>> START Records for the task

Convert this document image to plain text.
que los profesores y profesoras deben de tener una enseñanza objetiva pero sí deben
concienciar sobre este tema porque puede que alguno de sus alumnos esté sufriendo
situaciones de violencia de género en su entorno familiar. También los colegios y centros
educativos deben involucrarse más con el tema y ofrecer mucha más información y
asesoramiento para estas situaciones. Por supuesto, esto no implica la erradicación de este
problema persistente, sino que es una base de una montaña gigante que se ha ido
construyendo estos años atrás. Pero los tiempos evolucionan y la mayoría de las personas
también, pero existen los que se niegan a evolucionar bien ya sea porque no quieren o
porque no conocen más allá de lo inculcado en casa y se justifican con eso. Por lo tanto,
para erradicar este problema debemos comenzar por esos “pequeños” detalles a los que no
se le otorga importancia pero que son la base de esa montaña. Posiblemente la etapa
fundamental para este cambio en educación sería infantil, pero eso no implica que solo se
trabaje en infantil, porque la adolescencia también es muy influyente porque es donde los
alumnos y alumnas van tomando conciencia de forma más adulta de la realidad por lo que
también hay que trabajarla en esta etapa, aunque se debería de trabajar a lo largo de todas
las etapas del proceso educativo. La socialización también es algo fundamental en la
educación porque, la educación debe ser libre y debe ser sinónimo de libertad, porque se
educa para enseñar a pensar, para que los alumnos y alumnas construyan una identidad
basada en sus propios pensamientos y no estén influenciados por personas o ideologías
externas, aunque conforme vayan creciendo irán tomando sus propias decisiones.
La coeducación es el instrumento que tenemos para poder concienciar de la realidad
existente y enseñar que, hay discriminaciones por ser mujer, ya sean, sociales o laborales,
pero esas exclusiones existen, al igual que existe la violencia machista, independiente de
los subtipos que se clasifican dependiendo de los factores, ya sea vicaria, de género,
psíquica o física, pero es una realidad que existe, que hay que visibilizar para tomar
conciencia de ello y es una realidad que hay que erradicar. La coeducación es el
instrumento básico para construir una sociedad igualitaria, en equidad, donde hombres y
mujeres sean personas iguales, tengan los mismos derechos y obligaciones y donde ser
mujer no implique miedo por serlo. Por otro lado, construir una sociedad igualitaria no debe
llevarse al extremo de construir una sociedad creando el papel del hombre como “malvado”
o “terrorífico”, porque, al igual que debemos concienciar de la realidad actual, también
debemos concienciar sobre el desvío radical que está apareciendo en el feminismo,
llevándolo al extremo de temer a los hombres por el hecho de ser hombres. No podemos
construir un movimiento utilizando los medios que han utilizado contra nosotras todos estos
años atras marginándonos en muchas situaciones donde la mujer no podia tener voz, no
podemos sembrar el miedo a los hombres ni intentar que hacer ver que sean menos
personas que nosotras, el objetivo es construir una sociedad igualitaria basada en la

>> END Records for the task

# What needs to be done:
Track down the lines that include the word "enseñar" and copy them.

# Result of the task:
educa para enseñar a pensar, para que los alumnos y alumnas construyan una identidad
existente y enseñar que, hay discriminaciones por ser mujer, ya sean, sociales o laborales,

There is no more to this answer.